◆ **Given exercise**:
All of the data should be repeated exactly; pictures are not part of the copy.
* start Data lines *
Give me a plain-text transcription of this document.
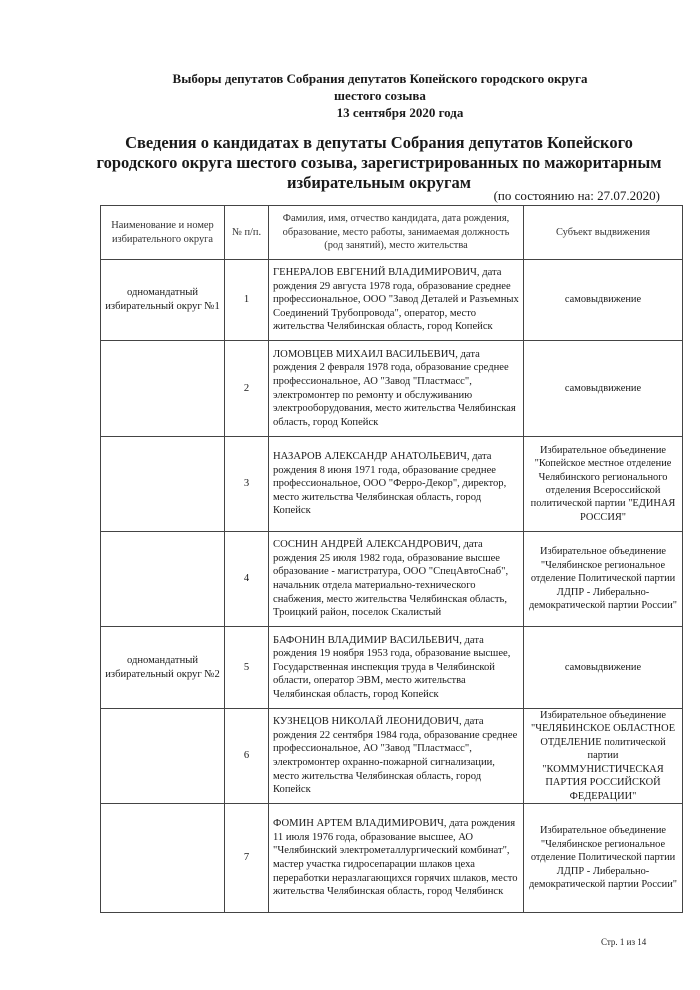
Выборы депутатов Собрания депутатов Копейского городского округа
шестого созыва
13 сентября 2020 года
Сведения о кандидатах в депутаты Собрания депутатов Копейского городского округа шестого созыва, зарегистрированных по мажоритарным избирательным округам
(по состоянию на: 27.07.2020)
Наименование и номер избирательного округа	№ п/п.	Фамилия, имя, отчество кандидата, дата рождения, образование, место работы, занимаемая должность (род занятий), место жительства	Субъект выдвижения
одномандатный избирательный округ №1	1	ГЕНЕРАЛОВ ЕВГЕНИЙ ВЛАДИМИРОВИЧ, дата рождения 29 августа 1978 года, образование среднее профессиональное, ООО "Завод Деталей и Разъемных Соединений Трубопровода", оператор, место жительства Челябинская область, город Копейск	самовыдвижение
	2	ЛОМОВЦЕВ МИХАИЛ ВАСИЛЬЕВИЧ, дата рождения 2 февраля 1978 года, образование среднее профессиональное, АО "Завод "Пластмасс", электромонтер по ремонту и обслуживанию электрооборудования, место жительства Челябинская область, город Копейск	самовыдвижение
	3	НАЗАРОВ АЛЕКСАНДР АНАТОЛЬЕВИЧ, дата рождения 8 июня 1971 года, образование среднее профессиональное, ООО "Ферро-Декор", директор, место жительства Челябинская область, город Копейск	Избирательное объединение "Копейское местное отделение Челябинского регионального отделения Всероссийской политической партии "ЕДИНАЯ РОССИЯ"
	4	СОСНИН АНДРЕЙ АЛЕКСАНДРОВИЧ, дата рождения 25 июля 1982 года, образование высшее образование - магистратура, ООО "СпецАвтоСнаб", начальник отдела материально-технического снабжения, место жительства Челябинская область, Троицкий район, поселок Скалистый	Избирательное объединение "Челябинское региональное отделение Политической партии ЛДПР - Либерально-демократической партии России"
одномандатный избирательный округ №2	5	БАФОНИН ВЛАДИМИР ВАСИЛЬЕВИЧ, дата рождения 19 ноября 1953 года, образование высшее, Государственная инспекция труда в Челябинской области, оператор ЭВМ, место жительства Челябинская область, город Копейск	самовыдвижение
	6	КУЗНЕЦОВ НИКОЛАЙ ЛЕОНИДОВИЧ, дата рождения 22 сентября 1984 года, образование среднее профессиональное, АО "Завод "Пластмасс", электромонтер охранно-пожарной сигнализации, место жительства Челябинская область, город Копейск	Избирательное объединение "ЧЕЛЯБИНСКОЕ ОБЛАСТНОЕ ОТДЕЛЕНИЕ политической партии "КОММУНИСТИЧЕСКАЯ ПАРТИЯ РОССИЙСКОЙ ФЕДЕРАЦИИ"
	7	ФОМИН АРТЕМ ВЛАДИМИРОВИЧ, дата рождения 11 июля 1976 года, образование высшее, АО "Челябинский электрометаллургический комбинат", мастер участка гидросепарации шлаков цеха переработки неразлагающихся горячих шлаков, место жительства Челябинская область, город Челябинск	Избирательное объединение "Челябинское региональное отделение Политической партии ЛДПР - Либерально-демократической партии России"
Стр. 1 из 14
* end Data lines *
◆ **The reply**:
Give me a plain-text transcription of this document.
Выборы депутатов Собрания депутатов Копейского городского округа
шестого созыва
13 сентября 2020 года
Сведения о кандидатах в депутаты Собрания депутатов Копейского городского округа шестого созыва, зарегистрированных по мажоритарным избирательным округам
(по состоянию на: 27.07.2020)
Наименование и номер избирательного округа	№ п/п.	Фамилия, имя, отчество кандидата, дата рождения, образование, место работы, занимаемая должность (род занятий), место жительства	Субъект выдвижения
одномандатный избирательный округ №1	1	ГЕНЕРАЛОВ ЕВГЕНИЙ ВЛАДИМИРОВИЧ, дата рождения 29 августа 1978 года, образование среднее профессиональное, ООО "Завод Деталей и Разъемных Соединений Трубопровода", оператор, место жительства Челябинская область, город Копейск	самовыдвижение
	2	ЛОМОВЦЕВ МИХАИЛ ВАСИЛЬЕВИЧ, дата рождения 2 февраля 1978 года, образование среднее профессиональное, АО "Завод "Пластмасс", электромонтер по ремонту и обслуживанию электрооборудования, место жительства Челябинская область, город Копейск	самовыдвижение
	3	НАЗАРОВ АЛЕКСАНДР АНАТОЛЬЕВИЧ, дата рождения 8 июня 1971 года, образование среднее профессиональное, ООО "Ферро-Декор", директор, место жительства Челябинская область, город Копейск	Избирательное объединение "Копейское местное отделение Челябинского регионального отделения Всероссийской политической партии "ЕДИНАЯ РОССИЯ"
	4	СОСНИН АНДРЕЙ АЛЕКСАНДРОВИЧ, дата рождения 25 июля 1982 года, образование высшее образование - магистратура, ООО "СпецАвтоСнаб", начальник отдела материально-технического снабжения, место жительства Челябинская область, Троицкий район, поселок Скалистый	Избирательное объединение "Челябинское региональное отделение Политической партии ЛДПР - Либерально-демократической партии России"
одномандатный избирательный округ №2	5	БАФОНИН ВЛАДИМИР ВАСИЛЬЕВИЧ, дата рождения 19 ноября 1953 года, образование высшее, Государственная инспекция труда в Челябинской области, оператор ЭВМ, место жительства Челябинская область, город Копейск	самовыдвижение
	6	КУЗНЕЦОВ НИКОЛАЙ ЛЕОНИДОВИЧ, дата рождения 22 сентября 1984 года, образование среднее профессиональное, АО "Завод "Пластмасс", электромонтер охранно-пожарной сигнализации, место жительства Челябинская область, город Копейск	Избирательное объединение "ЧЕЛЯБИНСКОЕ ОБЛАСТНОЕ ОТДЕЛЕНИЕ политической партии "КОММУНИСТИЧЕСКАЯ ПАРТИЯ РОССИЙСКОЙ ФЕДЕРАЦИИ"
	7	ФОМИН АРТЕМ ВЛАДИМИРОВИЧ, дата рождения 11 июля 1976 года, образование высшее, АО "Челябинский электрометаллургический комбинат", мастер участка гидросепарации шлаков цеха переработки неразлагающихся горячих шлаков, место жительства Челябинская область, город Челябинск	Избирательное объединение "Челябинское региональное отделение Политической партии ЛДПР - Либерально-демократической партии России"
Стр. 1 из 14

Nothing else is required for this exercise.